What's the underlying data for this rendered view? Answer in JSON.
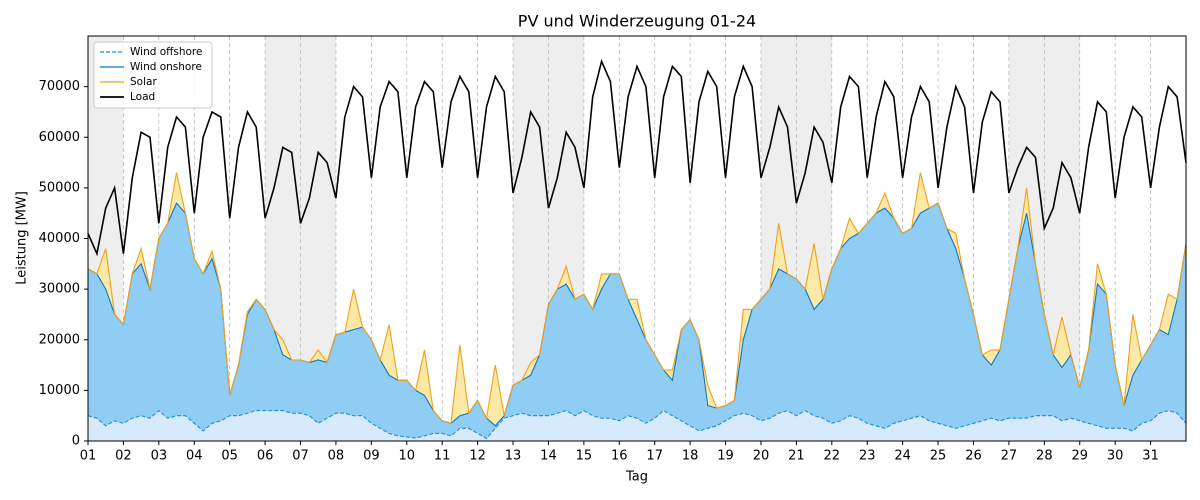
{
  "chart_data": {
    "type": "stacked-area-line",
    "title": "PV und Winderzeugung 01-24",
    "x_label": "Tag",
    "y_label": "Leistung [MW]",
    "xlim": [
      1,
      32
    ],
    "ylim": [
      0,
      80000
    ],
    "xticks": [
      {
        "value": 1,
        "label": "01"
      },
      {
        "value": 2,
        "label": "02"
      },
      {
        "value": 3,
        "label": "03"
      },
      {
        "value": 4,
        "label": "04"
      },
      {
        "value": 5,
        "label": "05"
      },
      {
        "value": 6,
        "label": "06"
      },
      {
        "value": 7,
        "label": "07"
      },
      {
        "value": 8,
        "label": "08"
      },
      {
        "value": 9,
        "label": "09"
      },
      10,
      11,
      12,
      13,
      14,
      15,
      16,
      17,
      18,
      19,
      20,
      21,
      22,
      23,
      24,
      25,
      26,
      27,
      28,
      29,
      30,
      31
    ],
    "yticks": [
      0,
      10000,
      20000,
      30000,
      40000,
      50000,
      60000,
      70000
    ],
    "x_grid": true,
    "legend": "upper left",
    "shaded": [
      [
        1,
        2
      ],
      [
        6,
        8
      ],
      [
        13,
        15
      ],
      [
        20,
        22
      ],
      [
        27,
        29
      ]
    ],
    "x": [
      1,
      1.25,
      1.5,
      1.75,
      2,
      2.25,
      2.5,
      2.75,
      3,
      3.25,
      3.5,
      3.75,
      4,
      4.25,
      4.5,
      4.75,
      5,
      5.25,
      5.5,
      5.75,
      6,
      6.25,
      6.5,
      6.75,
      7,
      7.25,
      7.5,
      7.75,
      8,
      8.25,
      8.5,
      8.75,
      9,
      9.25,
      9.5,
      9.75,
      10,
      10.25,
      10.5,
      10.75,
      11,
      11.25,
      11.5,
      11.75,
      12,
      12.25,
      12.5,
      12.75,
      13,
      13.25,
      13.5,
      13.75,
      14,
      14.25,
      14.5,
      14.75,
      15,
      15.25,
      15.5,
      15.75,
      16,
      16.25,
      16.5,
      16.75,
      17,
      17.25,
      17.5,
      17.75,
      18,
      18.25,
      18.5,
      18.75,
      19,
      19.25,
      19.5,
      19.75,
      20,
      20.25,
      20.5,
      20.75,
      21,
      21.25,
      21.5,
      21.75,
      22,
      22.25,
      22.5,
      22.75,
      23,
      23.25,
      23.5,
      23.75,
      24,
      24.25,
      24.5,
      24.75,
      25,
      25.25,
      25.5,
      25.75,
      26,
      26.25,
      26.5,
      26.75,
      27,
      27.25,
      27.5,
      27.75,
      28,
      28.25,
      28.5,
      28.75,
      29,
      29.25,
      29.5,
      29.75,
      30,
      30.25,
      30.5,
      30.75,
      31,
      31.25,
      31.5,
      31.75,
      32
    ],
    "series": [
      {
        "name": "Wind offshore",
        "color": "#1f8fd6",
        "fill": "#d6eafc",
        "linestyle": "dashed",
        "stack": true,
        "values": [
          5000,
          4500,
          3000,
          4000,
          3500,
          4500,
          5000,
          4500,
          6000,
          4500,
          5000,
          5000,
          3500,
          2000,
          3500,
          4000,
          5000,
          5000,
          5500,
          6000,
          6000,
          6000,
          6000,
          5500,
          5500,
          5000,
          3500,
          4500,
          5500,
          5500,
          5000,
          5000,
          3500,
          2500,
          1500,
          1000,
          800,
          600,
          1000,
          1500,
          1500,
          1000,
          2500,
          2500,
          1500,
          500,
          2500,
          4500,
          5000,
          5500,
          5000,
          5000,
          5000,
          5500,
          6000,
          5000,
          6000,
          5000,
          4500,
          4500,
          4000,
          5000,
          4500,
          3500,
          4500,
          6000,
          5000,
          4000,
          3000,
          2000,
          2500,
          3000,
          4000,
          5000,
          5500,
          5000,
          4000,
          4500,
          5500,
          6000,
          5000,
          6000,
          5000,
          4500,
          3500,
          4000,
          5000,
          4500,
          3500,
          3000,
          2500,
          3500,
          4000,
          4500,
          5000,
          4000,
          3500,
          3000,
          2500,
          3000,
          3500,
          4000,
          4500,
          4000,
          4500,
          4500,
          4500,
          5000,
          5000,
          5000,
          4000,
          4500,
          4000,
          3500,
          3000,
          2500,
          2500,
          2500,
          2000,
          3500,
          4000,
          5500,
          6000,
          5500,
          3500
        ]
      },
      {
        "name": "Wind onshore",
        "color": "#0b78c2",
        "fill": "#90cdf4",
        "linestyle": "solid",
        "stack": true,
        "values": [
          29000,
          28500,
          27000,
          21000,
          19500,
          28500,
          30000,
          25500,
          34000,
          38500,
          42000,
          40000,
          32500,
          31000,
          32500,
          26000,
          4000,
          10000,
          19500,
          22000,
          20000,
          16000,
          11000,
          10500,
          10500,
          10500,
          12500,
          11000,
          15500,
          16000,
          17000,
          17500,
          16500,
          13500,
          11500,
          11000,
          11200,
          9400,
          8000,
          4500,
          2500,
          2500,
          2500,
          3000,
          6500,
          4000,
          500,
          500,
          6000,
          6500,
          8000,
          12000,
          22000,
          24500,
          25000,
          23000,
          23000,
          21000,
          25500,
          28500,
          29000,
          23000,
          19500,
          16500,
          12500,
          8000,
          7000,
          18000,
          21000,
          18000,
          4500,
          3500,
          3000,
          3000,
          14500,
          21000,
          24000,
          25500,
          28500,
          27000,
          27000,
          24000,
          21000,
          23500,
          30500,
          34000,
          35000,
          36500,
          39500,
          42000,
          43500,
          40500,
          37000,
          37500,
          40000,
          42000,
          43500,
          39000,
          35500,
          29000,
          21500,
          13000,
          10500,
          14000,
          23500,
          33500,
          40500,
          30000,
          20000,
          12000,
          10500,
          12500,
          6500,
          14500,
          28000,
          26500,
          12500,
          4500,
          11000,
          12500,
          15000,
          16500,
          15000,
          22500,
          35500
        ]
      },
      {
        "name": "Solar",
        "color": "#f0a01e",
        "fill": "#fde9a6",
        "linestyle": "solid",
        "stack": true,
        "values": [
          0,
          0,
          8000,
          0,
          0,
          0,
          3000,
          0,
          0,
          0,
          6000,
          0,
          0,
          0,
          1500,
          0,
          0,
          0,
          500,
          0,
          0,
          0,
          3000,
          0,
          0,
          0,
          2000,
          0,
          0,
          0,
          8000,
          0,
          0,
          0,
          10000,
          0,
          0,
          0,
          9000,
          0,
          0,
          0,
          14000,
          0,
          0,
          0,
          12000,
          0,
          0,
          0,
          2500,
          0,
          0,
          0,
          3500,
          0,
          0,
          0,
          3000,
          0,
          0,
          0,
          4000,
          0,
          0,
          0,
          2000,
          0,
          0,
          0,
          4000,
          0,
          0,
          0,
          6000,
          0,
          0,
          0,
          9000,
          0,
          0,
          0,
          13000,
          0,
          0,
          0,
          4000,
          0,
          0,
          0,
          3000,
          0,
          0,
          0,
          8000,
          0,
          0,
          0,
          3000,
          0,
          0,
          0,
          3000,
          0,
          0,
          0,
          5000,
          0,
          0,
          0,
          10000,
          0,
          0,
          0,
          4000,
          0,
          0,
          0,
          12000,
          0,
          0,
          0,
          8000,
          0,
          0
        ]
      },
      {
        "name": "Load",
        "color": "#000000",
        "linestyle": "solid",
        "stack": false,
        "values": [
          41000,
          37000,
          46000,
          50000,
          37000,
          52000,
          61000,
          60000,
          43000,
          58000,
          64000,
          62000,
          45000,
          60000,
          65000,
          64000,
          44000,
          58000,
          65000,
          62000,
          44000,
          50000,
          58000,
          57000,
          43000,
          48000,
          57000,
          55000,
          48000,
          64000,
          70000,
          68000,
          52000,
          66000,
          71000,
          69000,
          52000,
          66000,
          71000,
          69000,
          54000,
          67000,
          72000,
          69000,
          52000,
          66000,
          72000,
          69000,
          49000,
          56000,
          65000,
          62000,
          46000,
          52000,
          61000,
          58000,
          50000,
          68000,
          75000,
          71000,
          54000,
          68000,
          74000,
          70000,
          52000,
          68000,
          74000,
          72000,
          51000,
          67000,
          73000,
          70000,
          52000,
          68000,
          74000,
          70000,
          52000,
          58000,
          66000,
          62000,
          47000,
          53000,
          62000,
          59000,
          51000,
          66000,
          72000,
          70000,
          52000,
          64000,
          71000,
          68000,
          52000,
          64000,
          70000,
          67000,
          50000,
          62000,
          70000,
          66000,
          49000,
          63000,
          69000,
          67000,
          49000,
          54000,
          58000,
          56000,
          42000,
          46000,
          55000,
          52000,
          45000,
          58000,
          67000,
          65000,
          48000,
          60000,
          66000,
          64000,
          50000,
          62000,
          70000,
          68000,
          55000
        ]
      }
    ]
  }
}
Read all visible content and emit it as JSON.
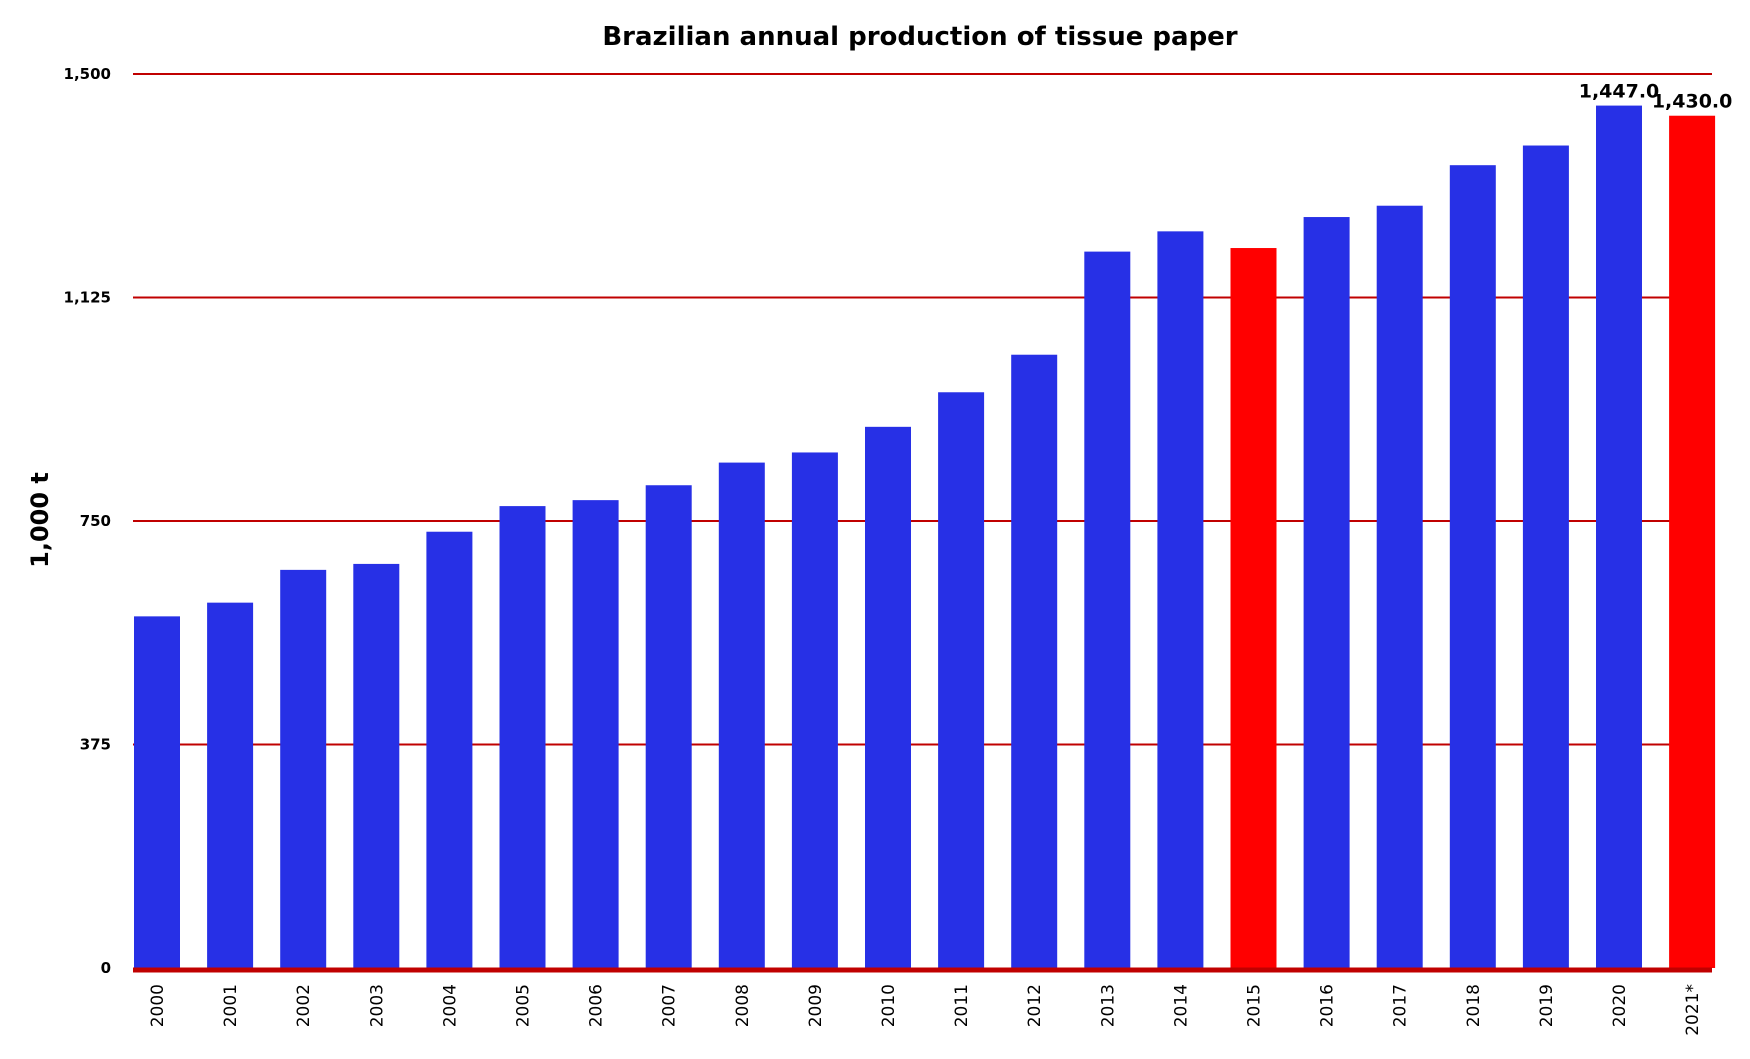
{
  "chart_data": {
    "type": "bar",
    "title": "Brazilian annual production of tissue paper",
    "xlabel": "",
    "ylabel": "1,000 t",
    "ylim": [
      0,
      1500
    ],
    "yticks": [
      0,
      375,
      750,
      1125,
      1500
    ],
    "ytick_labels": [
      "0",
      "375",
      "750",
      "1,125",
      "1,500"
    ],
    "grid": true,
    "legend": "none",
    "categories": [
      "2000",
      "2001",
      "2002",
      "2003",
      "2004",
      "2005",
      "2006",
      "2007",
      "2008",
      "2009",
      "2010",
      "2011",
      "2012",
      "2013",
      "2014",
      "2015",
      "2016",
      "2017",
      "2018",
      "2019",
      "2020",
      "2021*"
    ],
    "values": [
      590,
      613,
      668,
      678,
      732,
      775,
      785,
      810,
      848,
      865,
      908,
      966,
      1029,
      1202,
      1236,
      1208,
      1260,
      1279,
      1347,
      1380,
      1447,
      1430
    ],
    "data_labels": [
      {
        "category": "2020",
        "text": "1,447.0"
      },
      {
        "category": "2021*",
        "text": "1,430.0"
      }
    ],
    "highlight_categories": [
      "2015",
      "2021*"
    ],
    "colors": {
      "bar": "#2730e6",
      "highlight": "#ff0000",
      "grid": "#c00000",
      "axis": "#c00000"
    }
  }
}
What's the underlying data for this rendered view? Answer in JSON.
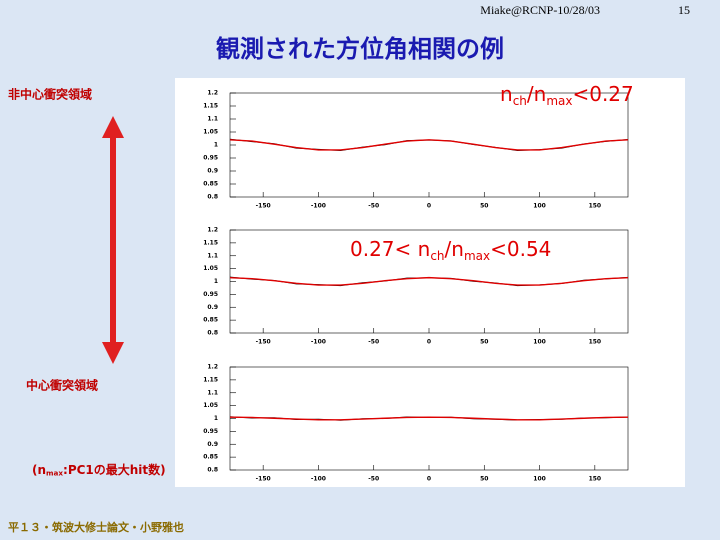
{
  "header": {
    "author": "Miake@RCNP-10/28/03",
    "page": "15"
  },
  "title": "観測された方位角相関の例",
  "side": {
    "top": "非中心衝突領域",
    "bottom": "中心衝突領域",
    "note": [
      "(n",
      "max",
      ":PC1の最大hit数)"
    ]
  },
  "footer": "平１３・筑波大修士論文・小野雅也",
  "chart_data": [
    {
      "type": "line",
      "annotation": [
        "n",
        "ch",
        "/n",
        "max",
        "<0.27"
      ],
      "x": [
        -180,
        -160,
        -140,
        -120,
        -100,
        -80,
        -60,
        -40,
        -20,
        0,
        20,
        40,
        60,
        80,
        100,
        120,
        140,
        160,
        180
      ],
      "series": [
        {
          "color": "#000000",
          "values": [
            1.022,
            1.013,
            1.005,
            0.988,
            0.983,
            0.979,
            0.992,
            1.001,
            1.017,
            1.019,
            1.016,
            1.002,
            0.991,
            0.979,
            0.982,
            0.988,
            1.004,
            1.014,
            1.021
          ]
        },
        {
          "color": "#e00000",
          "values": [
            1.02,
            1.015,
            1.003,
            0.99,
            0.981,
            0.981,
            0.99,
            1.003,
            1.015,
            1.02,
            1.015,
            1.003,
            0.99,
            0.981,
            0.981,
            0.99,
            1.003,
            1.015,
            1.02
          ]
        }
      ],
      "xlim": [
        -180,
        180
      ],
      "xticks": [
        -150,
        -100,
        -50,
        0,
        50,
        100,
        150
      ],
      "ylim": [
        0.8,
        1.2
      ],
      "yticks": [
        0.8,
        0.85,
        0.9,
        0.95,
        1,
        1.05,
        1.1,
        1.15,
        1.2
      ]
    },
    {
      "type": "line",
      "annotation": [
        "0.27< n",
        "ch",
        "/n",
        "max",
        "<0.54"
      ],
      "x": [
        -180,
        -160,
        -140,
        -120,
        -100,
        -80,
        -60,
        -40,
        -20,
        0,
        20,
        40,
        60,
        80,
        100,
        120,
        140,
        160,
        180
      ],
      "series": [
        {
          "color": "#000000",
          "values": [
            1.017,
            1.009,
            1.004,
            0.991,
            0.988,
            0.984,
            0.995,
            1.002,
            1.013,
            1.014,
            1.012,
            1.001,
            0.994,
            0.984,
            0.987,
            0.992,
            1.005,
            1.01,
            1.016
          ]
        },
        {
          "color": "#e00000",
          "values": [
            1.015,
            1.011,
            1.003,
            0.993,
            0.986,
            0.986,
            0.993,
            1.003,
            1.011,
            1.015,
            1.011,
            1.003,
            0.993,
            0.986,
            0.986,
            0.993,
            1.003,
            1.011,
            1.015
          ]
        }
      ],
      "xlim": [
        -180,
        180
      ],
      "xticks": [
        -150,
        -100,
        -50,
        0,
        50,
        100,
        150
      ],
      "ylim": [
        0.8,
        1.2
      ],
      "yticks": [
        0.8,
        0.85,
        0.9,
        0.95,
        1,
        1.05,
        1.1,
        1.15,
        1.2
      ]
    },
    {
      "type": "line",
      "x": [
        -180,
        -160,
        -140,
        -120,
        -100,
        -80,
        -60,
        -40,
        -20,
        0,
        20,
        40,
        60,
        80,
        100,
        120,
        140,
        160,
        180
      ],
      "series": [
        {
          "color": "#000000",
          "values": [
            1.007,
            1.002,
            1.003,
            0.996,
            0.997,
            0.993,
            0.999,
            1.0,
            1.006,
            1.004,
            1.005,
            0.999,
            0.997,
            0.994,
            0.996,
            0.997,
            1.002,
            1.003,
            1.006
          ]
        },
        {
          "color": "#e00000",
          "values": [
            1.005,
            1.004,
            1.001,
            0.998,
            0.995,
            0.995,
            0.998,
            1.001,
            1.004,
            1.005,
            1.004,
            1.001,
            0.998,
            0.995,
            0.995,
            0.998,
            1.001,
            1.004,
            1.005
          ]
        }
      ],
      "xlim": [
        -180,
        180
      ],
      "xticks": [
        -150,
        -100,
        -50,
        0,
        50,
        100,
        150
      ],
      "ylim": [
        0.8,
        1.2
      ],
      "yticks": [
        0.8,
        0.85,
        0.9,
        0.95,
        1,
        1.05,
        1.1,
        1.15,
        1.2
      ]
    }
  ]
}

§ Task to complete: Return only the number of lines in the data above that include the word "name".

§ Correct answer: 4